INFORMATION SHOWN:

● ● ●

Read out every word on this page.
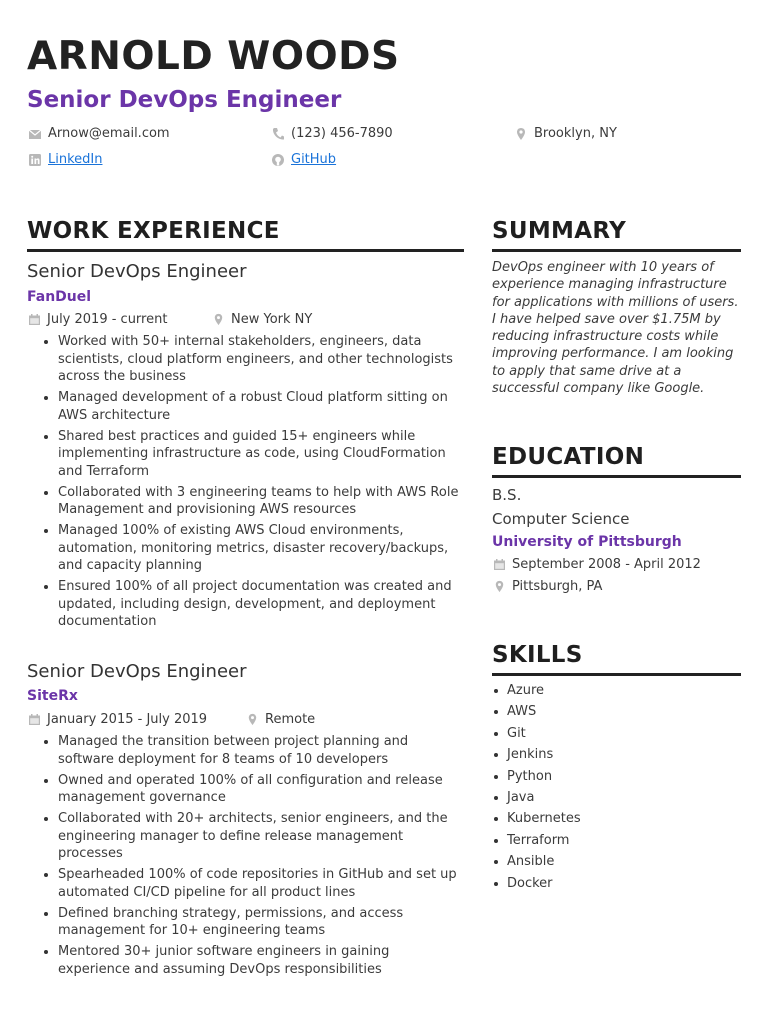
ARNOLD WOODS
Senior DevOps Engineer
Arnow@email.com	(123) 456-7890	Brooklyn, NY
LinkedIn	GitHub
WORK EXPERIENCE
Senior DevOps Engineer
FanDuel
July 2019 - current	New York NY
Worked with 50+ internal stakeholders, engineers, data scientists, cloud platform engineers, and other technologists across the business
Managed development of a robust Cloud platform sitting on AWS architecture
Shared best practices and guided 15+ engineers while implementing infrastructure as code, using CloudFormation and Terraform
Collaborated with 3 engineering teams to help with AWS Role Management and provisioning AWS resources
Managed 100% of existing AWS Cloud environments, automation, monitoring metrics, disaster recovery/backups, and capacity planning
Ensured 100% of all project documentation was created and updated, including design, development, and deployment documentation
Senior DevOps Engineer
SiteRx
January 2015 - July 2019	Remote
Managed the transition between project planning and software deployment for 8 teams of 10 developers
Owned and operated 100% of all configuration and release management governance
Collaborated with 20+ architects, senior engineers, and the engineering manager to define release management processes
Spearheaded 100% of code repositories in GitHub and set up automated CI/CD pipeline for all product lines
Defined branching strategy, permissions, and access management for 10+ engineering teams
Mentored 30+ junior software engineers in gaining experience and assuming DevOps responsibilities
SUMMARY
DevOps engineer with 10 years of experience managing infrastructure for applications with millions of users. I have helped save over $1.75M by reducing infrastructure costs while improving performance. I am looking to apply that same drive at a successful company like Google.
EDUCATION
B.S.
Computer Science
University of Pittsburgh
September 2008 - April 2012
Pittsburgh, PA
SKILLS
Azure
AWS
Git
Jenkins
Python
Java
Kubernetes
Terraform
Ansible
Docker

● ● ●

THE EXERCISE:
Gather each line from the listing above that holds "planning".

FULL SOLUTION:
Managed 100% of existing AWS Cloud environments, automation, monitoring metrics, disaster recovery/backups, and capacity planning
Managed the transition between project planning and software deployment for 8 teams of 10 developers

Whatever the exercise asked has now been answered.